◆ **AIM**
Check each line of the listing, and copy it if it contains the word "Southern".

--- begin EXTRACTED DATA ---

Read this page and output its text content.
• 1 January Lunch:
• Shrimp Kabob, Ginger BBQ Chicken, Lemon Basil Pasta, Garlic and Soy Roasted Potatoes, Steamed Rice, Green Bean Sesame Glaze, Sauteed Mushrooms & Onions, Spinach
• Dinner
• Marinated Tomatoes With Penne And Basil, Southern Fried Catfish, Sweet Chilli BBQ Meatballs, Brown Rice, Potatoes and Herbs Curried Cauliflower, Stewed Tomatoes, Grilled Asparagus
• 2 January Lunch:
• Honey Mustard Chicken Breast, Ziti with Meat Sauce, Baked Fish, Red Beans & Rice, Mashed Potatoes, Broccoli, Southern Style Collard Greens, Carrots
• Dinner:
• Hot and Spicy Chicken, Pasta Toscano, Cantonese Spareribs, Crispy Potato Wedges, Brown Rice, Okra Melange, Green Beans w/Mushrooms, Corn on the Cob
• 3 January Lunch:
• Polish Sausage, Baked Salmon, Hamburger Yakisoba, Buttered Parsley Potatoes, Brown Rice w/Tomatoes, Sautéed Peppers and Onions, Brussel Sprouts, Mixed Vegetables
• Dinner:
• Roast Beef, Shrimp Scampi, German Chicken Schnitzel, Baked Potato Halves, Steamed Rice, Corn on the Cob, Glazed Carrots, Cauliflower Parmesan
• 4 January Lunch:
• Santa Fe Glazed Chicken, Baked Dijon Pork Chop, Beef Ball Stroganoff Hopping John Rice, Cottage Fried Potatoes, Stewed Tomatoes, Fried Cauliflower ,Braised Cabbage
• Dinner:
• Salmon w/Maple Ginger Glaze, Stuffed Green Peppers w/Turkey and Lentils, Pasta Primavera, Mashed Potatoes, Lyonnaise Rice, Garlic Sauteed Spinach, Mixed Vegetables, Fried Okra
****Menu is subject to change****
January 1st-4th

--- end EXTRACTED DATA ---
--- begin EXTRACTED DATA ---

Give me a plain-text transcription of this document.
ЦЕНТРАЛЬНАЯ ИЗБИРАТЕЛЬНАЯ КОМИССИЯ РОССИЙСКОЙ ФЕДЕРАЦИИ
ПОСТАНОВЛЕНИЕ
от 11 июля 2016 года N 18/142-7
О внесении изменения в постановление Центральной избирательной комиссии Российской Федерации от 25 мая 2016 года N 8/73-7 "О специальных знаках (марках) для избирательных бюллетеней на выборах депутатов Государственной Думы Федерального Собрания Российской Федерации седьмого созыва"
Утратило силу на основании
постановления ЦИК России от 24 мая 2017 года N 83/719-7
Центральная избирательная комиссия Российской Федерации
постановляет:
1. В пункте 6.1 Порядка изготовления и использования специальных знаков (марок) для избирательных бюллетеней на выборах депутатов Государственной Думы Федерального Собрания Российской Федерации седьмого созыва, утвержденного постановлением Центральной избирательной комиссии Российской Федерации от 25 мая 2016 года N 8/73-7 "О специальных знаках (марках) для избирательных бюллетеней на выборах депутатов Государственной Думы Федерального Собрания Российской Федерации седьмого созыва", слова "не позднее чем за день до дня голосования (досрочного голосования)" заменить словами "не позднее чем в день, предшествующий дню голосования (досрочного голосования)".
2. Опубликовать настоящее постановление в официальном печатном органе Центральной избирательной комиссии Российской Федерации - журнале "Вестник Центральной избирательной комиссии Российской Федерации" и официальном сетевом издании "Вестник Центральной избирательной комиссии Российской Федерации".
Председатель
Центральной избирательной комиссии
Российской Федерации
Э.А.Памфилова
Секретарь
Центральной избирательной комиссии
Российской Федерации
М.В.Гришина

--- end EXTRACTED DATA ---
--- begin EXTRACTED DATA ---

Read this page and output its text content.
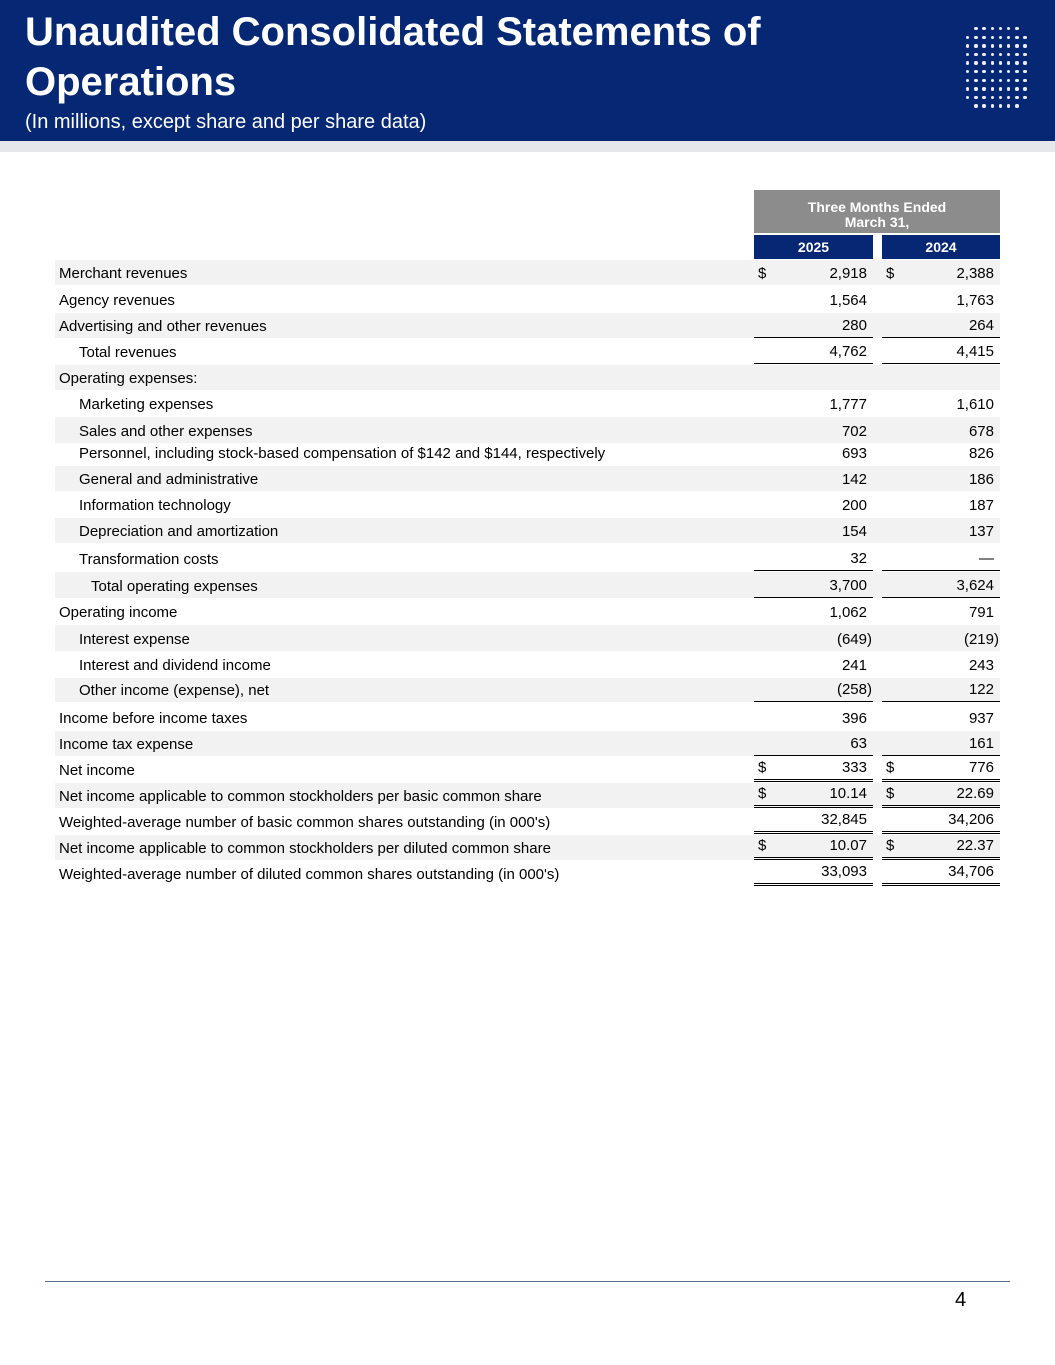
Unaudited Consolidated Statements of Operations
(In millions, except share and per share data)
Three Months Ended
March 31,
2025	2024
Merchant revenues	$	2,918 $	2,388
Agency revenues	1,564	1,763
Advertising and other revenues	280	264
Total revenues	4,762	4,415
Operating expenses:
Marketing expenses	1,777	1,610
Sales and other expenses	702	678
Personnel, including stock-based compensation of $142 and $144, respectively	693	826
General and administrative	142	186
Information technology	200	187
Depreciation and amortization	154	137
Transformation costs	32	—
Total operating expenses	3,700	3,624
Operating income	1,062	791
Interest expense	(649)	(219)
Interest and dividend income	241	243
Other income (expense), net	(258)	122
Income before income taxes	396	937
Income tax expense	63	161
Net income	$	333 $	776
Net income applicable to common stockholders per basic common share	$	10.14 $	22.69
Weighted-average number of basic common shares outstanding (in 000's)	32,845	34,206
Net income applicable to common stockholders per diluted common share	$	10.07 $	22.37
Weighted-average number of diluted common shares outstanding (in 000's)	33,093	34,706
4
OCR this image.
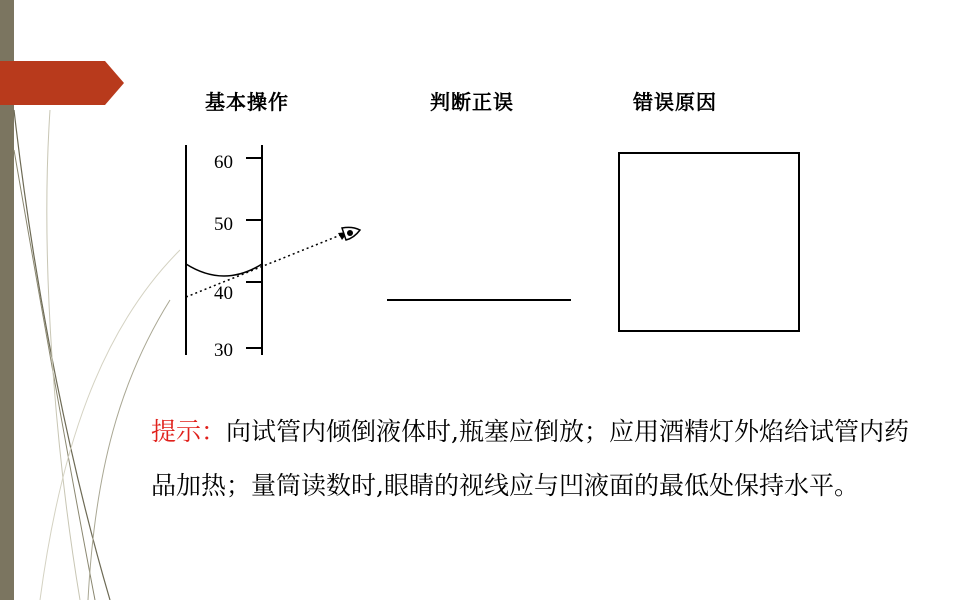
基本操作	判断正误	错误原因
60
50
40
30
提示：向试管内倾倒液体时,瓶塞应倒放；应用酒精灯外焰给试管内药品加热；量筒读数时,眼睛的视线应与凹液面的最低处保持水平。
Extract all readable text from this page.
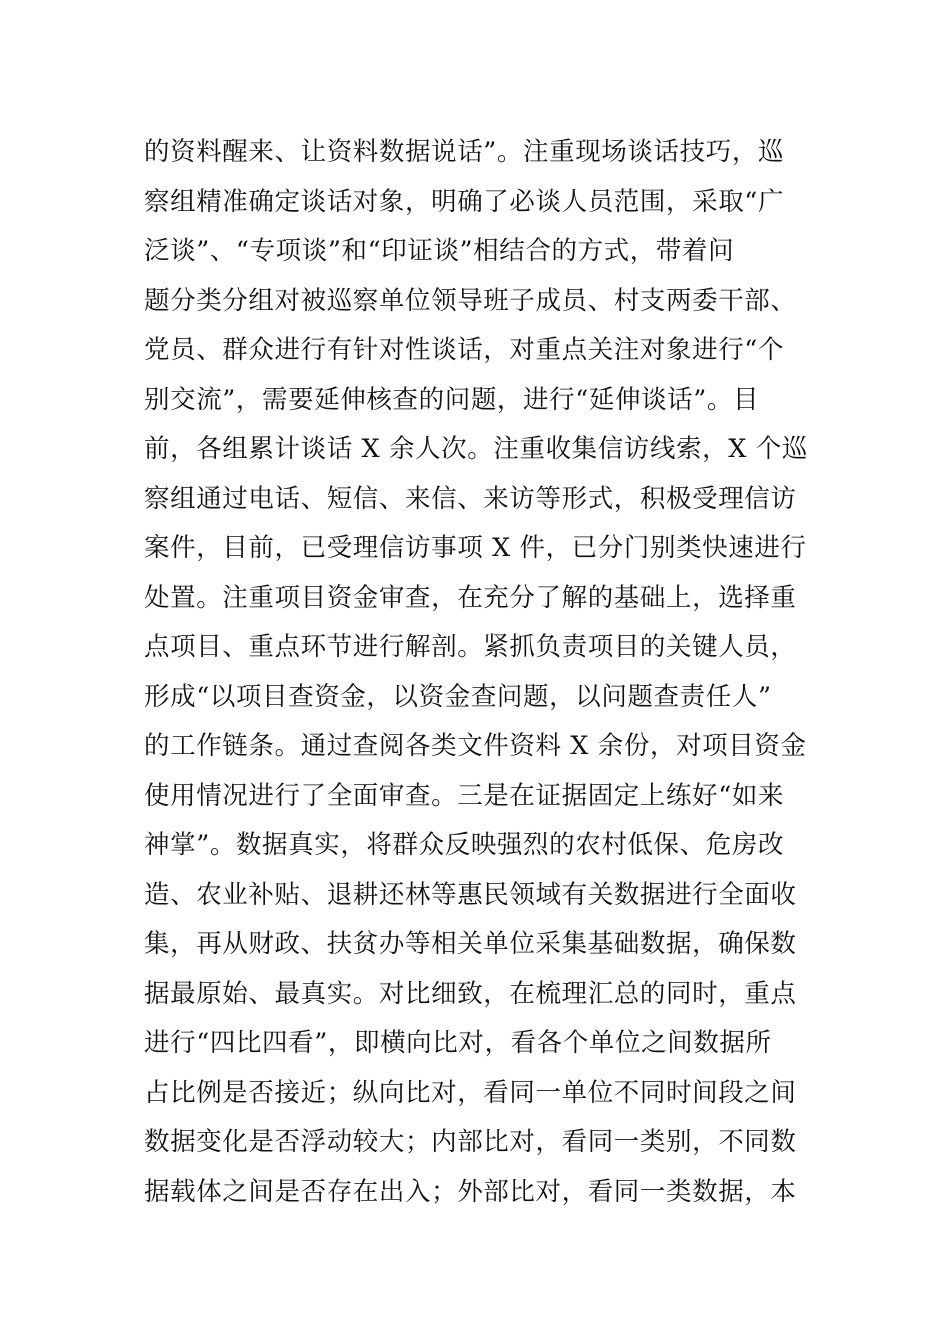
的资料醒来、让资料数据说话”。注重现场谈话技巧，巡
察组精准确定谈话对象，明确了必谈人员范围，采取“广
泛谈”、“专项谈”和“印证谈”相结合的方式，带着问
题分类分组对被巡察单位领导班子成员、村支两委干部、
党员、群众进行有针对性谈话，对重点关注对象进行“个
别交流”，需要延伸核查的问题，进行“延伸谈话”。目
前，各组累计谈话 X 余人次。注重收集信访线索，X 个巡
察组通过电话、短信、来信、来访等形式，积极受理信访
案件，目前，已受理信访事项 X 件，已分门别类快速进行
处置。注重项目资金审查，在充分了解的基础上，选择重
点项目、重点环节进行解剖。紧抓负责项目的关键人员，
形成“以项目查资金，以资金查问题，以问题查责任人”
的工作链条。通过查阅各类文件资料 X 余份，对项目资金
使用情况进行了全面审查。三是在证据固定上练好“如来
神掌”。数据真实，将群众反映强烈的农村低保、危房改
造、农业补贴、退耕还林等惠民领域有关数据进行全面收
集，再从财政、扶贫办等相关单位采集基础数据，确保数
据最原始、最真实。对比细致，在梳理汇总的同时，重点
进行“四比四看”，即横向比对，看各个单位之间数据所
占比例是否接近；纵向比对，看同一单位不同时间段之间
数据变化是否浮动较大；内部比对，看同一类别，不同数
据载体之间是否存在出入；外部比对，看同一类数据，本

--- end EXTRACTED DATA ---

◆ **SOLUTION**
• Marinated Tomatoes With Penne And Basil, Southern Fried Catfish, Sweet Chilli BBQ Meatballs, Brown Rice, Potatoes and Herbs Curried Cauliflower, Stewed Tomatoes, Grilled Asparagus
• Honey Mustard Chicken Breast, Ziti with Meat Sauce, Baked Fish, Red Beans & Rice, Mashed Potatoes, Broccoli, Southern Style Collard Greens, Carrots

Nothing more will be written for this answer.